# INSTRUCTIONS TO FOLLOW
Repeat what the lines below say, word for word, and skip every image.

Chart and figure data
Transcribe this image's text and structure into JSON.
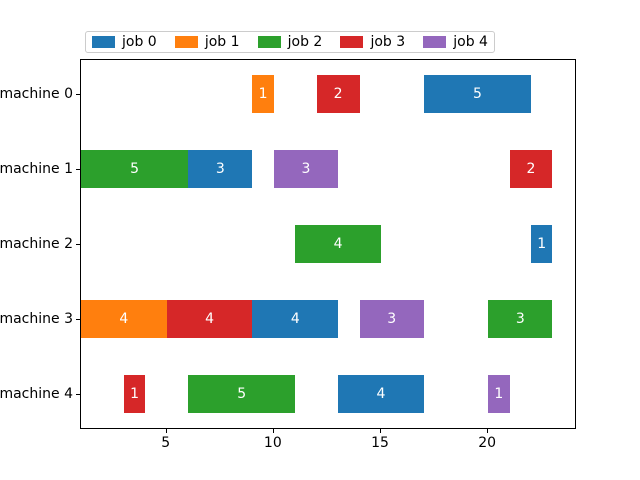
{
  "chart_data": {
    "type": "bar",
    "subtype": "gantt-horizontal",
    "title": "",
    "machines": [
      "machine 0",
      "machine 1",
      "machine 2",
      "machine 3",
      "machine 4"
    ],
    "legend": {
      "position": "top",
      "entries": [
        {
          "label": "job 0",
          "color": "#1f77b4"
        },
        {
          "label": "job 1",
          "color": "#ff7f0e"
        },
        {
          "label": "job 2",
          "color": "#2ca02c"
        },
        {
          "label": "job 3",
          "color": "#d62728"
        },
        {
          "label": "job 4",
          "color": "#9467bd"
        }
      ]
    },
    "xlim": [
      1,
      24.1
    ],
    "xticks": [
      5,
      10,
      15,
      20
    ],
    "grid": false,
    "bar_label_color": "#ffffff",
    "tasks": [
      {
        "machine": "machine 0",
        "job": "job 1",
        "start": 9,
        "duration": 1,
        "label": "1"
      },
      {
        "machine": "machine 0",
        "job": "job 3",
        "start": 12,
        "duration": 2,
        "label": "2"
      },
      {
        "machine": "machine 0",
        "job": "job 0",
        "start": 17,
        "duration": 5,
        "label": "5"
      },
      {
        "machine": "machine 1",
        "job": "job 2",
        "start": 1,
        "duration": 5,
        "label": "5"
      },
      {
        "machine": "machine 1",
        "job": "job 0",
        "start": 6,
        "duration": 3,
        "label": "3"
      },
      {
        "machine": "machine 1",
        "job": "job 4",
        "start": 10,
        "duration": 3,
        "label": "3"
      },
      {
        "machine": "machine 1",
        "job": "job 3",
        "start": 21,
        "duration": 2,
        "label": "2"
      },
      {
        "machine": "machine 2",
        "job": "job 2",
        "start": 11,
        "duration": 4,
        "label": "4"
      },
      {
        "machine": "machine 2",
        "job": "job 0",
        "start": 22,
        "duration": 1,
        "label": "1"
      },
      {
        "machine": "machine 3",
        "job": "job 1",
        "start": 1,
        "duration": 4,
        "label": "4"
      },
      {
        "machine": "machine 3",
        "job": "job 3",
        "start": 5,
        "duration": 4,
        "label": "4"
      },
      {
        "machine": "machine 3",
        "job": "job 0",
        "start": 9,
        "duration": 4,
        "label": "4"
      },
      {
        "machine": "machine 3",
        "job": "job 4",
        "start": 14,
        "duration": 3,
        "label": "3"
      },
      {
        "machine": "machine 3",
        "job": "job 2",
        "start": 20,
        "duration": 3,
        "label": "3"
      },
      {
        "machine": "machine 4",
        "job": "job 3",
        "start": 3,
        "duration": 1,
        "label": "1"
      },
      {
        "machine": "machine 4",
        "job": "job 2",
        "start": 6,
        "duration": 5,
        "label": "5"
      },
      {
        "machine": "machine 4",
        "job": "job 0",
        "start": 13,
        "duration": 4,
        "label": "4"
      },
      {
        "machine": "machine 4",
        "job": "job 4",
        "start": 20,
        "duration": 1,
        "label": "1"
      }
    ]
  }
}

# ANSWER BELOW
Transcribe this image's text and structure into JSON.
{
  "chart_data": {
    "type": "bar",
    "subtype": "gantt-horizontal",
    "title": "",
    "machines": [
      "machine 0",
      "machine 1",
      "machine 2",
      "machine 3",
      "machine 4"
    ],
    "legend": {
      "position": "top",
      "entries": [
        {
          "label": "job 0",
          "color": "#1f77b4"
        },
        {
          "label": "job 1",
          "color": "#ff7f0e"
        },
        {
          "label": "job 2",
          "color": "#2ca02c"
        },
        {
          "label": "job 3",
          "color": "#d62728"
        },
        {
          "label": "job 4",
          "color": "#9467bd"
        }
      ]
    },
    "xlim": [
      1,
      24.1
    ],
    "xticks": [
      5,
      10,
      15,
      20
    ],
    "grid": false,
    "bar_label_color": "#ffffff",
    "tasks": [
      {
        "machine": "machine 0",
        "job": "job 1",
        "start": 9,
        "duration": 1,
        "label": "1"
      },
      {
        "machine": "machine 0",
        "job": "job 3",
        "start": 12,
        "duration": 2,
        "label": "2"
      },
      {
        "machine": "machine 0",
        "job": "job 0",
        "start": 17,
        "duration": 5,
        "label": "5"
      },
      {
        "machine": "machine 1",
        "job": "job 2",
        "start": 1,
        "duration": 5,
        "label": "5"
      },
      {
        "machine": "machine 1",
        "job": "job 0",
        "start": 6,
        "duration": 3,
        "label": "3"
      },
      {
        "machine": "machine 1",
        "job": "job 4",
        "start": 10,
        "duration": 3,
        "label": "3"
      },
      {
        "machine": "machine 1",
        "job": "job 3",
        "start": 21,
        "duration": 2,
        "label": "2"
      },
      {
        "machine": "machine 2",
        "job": "job 2",
        "start": 11,
        "duration": 4,
        "label": "4"
      },
      {
        "machine": "machine 2",
        "job": "job 0",
        "start": 22,
        "duration": 1,
        "label": "1"
      },
      {
        "machine": "machine 3",
        "job": "job 1",
        "start": 1,
        "duration": 4,
        "label": "4"
      },
      {
        "machine": "machine 3",
        "job": "job 3",
        "start": 5,
        "duration": 4,
        "label": "4"
      },
      {
        "machine": "machine 3",
        "job": "job 0",
        "start": 9,
        "duration": 4,
        "label": "4"
      },
      {
        "machine": "machine 3",
        "job": "job 4",
        "start": 14,
        "duration": 3,
        "label": "3"
      },
      {
        "machine": "machine 3",
        "job": "job 2",
        "start": 20,
        "duration": 3,
        "label": "3"
      },
      {
        "machine": "machine 4",
        "job": "job 3",
        "start": 3,
        "duration": 1,
        "label": "1"
      },
      {
        "machine": "machine 4",
        "job": "job 2",
        "start": 6,
        "duration": 5,
        "label": "5"
      },
      {
        "machine": "machine 4",
        "job": "job 0",
        "start": 13,
        "duration": 4,
        "label": "4"
      },
      {
        "machine": "machine 4",
        "job": "job 4",
        "start": 20,
        "duration": 1,
        "label": "1"
      }
    ]
  }
}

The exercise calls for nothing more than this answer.